§ Material provided:

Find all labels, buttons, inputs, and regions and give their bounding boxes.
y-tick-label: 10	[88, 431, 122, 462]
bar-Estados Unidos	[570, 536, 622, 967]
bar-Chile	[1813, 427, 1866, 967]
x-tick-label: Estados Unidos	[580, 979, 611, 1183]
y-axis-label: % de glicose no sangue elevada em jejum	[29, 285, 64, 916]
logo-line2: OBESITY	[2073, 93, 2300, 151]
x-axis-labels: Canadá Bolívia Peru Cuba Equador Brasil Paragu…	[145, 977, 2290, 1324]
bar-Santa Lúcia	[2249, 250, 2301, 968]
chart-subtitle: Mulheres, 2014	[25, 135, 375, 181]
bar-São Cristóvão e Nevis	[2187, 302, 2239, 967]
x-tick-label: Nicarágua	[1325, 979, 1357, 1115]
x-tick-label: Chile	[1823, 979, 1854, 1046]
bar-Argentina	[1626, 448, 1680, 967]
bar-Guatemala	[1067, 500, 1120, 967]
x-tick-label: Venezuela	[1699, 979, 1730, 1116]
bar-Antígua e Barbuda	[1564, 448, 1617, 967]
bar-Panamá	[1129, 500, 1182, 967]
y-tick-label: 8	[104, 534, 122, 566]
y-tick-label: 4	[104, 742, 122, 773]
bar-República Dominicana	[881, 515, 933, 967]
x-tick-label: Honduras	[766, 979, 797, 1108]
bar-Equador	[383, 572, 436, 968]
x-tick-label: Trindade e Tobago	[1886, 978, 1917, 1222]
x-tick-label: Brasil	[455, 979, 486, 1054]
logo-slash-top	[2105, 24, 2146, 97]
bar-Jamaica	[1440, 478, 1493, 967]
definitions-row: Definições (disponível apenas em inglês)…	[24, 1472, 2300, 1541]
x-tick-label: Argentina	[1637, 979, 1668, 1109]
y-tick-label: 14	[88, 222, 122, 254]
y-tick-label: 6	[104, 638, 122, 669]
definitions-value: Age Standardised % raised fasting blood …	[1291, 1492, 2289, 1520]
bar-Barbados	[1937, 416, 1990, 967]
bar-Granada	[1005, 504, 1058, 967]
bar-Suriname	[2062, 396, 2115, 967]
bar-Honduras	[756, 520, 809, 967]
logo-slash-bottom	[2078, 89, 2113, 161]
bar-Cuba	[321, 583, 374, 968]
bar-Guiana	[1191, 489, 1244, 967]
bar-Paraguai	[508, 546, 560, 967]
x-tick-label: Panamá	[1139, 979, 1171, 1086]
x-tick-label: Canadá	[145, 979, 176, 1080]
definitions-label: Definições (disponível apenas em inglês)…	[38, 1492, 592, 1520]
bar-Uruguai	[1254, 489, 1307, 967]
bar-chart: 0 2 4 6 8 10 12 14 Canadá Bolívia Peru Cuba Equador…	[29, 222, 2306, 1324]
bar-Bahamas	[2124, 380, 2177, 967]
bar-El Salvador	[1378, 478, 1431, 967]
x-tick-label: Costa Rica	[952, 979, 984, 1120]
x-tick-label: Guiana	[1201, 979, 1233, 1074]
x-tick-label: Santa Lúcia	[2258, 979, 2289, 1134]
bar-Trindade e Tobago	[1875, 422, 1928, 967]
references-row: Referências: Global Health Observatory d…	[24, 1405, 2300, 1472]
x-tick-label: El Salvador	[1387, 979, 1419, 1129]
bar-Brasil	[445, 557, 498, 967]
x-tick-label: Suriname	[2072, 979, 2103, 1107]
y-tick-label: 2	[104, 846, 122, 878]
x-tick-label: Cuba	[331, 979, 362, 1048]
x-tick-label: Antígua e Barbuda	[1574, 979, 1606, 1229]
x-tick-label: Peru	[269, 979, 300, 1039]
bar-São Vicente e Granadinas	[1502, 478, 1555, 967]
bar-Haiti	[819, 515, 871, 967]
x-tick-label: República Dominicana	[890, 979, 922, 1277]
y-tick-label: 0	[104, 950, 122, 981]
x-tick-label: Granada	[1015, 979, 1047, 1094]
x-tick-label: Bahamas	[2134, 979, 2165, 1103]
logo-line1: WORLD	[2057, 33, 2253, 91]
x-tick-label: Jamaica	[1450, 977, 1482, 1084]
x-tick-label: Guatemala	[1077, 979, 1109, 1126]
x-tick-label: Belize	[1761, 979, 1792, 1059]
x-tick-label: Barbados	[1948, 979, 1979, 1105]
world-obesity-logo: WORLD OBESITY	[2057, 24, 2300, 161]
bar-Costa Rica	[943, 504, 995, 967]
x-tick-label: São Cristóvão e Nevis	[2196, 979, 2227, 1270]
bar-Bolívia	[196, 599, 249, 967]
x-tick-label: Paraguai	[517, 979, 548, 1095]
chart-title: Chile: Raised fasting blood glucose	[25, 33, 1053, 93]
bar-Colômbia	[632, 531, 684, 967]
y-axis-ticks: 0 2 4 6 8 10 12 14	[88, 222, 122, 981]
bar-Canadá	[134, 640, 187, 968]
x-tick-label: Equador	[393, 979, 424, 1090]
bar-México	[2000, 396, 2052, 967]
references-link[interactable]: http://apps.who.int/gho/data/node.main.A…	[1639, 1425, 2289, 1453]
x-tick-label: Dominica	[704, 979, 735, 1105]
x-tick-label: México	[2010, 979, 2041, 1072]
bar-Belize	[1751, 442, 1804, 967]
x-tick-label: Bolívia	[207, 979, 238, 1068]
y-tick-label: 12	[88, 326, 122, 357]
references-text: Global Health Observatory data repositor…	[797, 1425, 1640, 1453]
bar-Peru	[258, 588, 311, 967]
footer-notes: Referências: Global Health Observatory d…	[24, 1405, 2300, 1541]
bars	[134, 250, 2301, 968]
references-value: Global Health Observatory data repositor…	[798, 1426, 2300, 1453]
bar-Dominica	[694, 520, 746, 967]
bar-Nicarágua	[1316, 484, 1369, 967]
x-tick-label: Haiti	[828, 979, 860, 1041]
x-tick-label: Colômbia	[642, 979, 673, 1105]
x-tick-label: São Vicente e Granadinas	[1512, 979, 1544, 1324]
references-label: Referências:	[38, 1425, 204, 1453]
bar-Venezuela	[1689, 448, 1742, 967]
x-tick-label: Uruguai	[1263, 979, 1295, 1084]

§ Challenge:
Starting at the beginning of the material and ending with the line that contains "489, 1244, 967]", reproduce those lines as a numbered list, omitting any blank lines.

§ Task result:
1. Find all labels, buttons, inputs, and regions and give their bounding boxes.
2. y-tick-label: 10	[88, 431, 122, 462]
3. bar-Estados Unidos	[570, 536, 622, 967]
4. bar-Chile	[1813, 427, 1866, 967]
5. x-tick-label: Estados Unidos	[580, 979, 611, 1183]
6. y-axis-label: % de glicose no sangue elevada em jejum	[29, 285, 64, 916]
7. logo-line2: OBESITY	[2073, 93, 2300, 151]
8. x-axis-labels: Canadá Bolívia Peru Cuba Equador Brasil Paragu…	[145, 977, 2290, 1324]
9. bar-Santa Lúcia	[2249, 250, 2301, 968]
10. chart-subtitle: Mulheres, 2014	[25, 135, 375, 181]
11. bar-São Cristóvão e Nevis	[2187, 302, 2239, 967]
12. x-tick-label: Nicarágua	[1325, 979, 1357, 1115]
13. x-tick-label: Chile	[1823, 979, 1854, 1046]
14. bar-Argentina	[1626, 448, 1680, 967]
15. bar-Guatemala	[1067, 500, 1120, 967]
16. x-tick-label: Venezuela	[1699, 979, 1730, 1116]
17. bar-Antígua e Barbuda	[1564, 448, 1617, 967]
18. bar-Panamá	[1129, 500, 1182, 967]
19. y-tick-label: 8	[104, 534, 122, 566]
20. y-tick-label: 4	[104, 742, 122, 773]
21. bar-República Dominicana	[881, 515, 933, 967]
22. x-tick-label: Honduras	[766, 979, 797, 1108]
23. bar-Equador	[383, 572, 436, 968]
24. x-tick-label: Trindade e Tobago	[1886, 978, 1917, 1222]
25. x-tick-label: Brasil	[455, 979, 486, 1054]
26. logo-slash-top	[2105, 24, 2146, 97]
27. bar-Jamaica	[1440, 478, 1493, 967]
28. definitions-row: Definições (disponível apenas em inglês)…	[24, 1472, 2300, 1541]
29. x-tick-label: Argentina	[1637, 979, 1668, 1109]
30. y-tick-label: 14	[88, 222, 122, 254]
31. y-tick-label: 6	[104, 638, 122, 669]
32. definitions-value: Age Standardised % raised fasting blood …	[1291, 1492, 2289, 1520]
33. bar-Barbados	[1937, 416, 1990, 967]
34. bar-Granada	[1005, 504, 1058, 967]
35. bar-Suriname	[2062, 396, 2115, 967]
36. bar-Honduras	[756, 520, 809, 967]
37. logo-slash-bottom	[2078, 89, 2113, 161]
38. bar-Cuba	[321, 583, 374, 968]
39. bar-Guiana	[1191, 489, 1244, 967]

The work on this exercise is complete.